**Set exercise:**
Transcribe the listing word for word.
===== Data excerpts
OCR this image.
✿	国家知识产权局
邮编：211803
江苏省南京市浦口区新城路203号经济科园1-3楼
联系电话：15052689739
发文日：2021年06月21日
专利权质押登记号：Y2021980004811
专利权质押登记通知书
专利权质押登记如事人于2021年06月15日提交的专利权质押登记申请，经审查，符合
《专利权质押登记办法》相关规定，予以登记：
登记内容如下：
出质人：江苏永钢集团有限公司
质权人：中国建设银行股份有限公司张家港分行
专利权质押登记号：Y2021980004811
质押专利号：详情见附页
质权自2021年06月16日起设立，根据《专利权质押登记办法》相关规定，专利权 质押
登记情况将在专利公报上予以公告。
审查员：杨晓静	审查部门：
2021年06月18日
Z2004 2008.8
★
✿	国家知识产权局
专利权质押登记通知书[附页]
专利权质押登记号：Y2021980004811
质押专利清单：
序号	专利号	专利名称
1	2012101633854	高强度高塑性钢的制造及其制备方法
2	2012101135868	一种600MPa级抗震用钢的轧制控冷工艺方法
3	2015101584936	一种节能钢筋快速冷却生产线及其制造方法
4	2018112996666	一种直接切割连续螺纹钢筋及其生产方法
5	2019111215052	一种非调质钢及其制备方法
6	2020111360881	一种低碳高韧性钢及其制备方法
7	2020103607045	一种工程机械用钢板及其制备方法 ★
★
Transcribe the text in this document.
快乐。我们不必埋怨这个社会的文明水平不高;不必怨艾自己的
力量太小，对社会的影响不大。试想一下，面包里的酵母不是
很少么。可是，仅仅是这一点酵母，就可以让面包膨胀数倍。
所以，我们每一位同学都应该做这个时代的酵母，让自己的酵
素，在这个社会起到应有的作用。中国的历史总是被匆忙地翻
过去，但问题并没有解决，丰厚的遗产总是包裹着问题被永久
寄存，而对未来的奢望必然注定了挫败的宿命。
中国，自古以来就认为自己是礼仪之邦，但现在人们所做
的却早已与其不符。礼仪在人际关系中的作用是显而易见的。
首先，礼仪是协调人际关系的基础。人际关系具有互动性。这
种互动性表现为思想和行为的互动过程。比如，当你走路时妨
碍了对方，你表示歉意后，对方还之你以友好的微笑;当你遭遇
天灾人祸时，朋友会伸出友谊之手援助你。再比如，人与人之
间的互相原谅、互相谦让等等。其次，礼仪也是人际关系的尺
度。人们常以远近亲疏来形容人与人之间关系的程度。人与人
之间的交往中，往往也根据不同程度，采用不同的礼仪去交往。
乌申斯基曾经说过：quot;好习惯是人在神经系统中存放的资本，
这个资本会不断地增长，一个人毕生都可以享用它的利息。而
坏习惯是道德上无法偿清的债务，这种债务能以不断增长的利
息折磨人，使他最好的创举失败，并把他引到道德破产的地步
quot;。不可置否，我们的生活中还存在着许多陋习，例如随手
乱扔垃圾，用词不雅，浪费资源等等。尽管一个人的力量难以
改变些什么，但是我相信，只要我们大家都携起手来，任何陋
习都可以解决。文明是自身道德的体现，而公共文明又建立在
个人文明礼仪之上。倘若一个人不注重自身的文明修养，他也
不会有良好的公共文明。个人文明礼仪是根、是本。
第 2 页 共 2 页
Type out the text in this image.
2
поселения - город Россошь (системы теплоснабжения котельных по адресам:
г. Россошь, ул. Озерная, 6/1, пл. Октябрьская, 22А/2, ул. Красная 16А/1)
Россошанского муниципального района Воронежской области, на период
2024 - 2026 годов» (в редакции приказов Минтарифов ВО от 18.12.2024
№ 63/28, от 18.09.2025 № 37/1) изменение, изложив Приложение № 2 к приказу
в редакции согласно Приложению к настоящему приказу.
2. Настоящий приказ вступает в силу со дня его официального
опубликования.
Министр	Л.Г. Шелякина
==========
**Output of the exercise:**
OCR this image.
✿	国家知识产权局
邮编：211803
江苏省南京市浦口区新城路203号经济科园1-3楼
联系电话：15052689739
发文日：2021年06月21日
专利权质押登记号：Y2021980004811
专利权质押登记通知书
专利权质押登记如事人于2021年06月15日提交的专利权质押登记申请，经审查，符合
《专利权质押登记办法》相关规定，予以登记：
登记内容如下：
出质人：江苏永钢集团有限公司
质权人：中国建设银行股份有限公司张家港分行
专利权质押登记号：Y2021980004811
质押专利号：详情见附页
质权自2021年06月16日起设立，根据《专利权质押登记办法》相关规定，专利权 质押
登记情况将在专利公报上予以公告。
审查员：杨晓静	审查部门：
2021年06月18日
Z2004 2008.8
★
✿	国家知识产权局
专利权质押登记通知书[附页]
专利权质押登记号：Y2021980004811
质押专利清单：
序号	专利号	专利名称
1	2012101633854	高强度高塑性钢的制造及其制备方法
2	2012101135868	一种600MPa级抗震用钢的轧制控冷工艺方法
3	2015101584936	一种节能钢筋快速冷却生产线及其制造方法
4	2018112996666	一种直接切割连续螺纹钢筋及其生产方法
5	2019111215052	一种非调质钢及其制备方法
6	2020111360881	一种低碳高韧性钢及其制备方法
7	2020103607045	一种工程机械用钢板及其制备方法 ★
★
Transcribe the text in this document.
快乐。我们不必埋怨这个社会的文明水平不高;不必怨艾自己的
力量太小，对社会的影响不大。试想一下，面包里的酵母不是
很少么。可是，仅仅是这一点酵母，就可以让面包膨胀数倍。
所以，我们每一位同学都应该做这个时代的酵母，让自己的酵
素，在这个社会起到应有的作用。中国的历史总是被匆忙地翻
过去，但问题并没有解决，丰厚的遗产总是包裹着问题被永久
寄存，而对未来的奢望必然注定了挫败的宿命。
中国，自古以来就认为自己是礼仪之邦，但现在人们所做
的却早已与其不符。礼仪在人际关系中的作用是显而易见的。
首先，礼仪是协调人际关系的基础。人际关系具有互动性。这
种互动性表现为思想和行为的互动过程。比如，当你走路时妨
碍了对方，你表示歉意后，对方还之你以友好的微笑;当你遭遇
天灾人祸时，朋友会伸出友谊之手援助你。再比如，人与人之
间的互相原谅、互相谦让等等。其次，礼仪也是人际关系的尺
度。人们常以远近亲疏来形容人与人之间关系的程度。人与人
之间的交往中，往往也根据不同程度，采用不同的礼仪去交往。
乌申斯基曾经说过：quot;好习惯是人在神经系统中存放的资本，
这个资本会不断地增长，一个人毕生都可以享用它的利息。而
坏习惯是道德上无法偿清的债务，这种债务能以不断增长的利
息折磨人，使他最好的创举失败，并把他引到道德破产的地步
quot;。不可置否，我们的生活中还存在着许多陋习，例如随手
乱扔垃圾，用词不雅，浪费资源等等。尽管一个人的力量难以
改变些什么，但是我相信，只要我们大家都携起手来，任何陋
习都可以解决。文明是自身道德的体现，而公共文明又建立在
个人文明礼仪之上。倘若一个人不注重自身的文明修养，他也
不会有良好的公共文明。个人文明礼仪是根、是本。
第 2 页 共 2 页
Type out the text in this image.
2
поселения - город Россошь (системы теплоснабжения котельных по адресам:
г. Россошь, ул. Озерная, 6/1, пл. Октябрьская, 22А/2, ул. Красная 16А/1)
Россошанского муниципального района Воронежской области, на период
2024 - 2026 годов» (в редакции приказов Минтарифов ВО от 18.12.2024
№ 63/28, от 18.09.2025 № 37/1) изменение, изложив Приложение № 2 к приказу
в редакции согласно Приложению к настоящему приказу.
2. Настоящий приказ вступает в силу со дня его официального
опубликования.
Министр	Л.Г. Шелякина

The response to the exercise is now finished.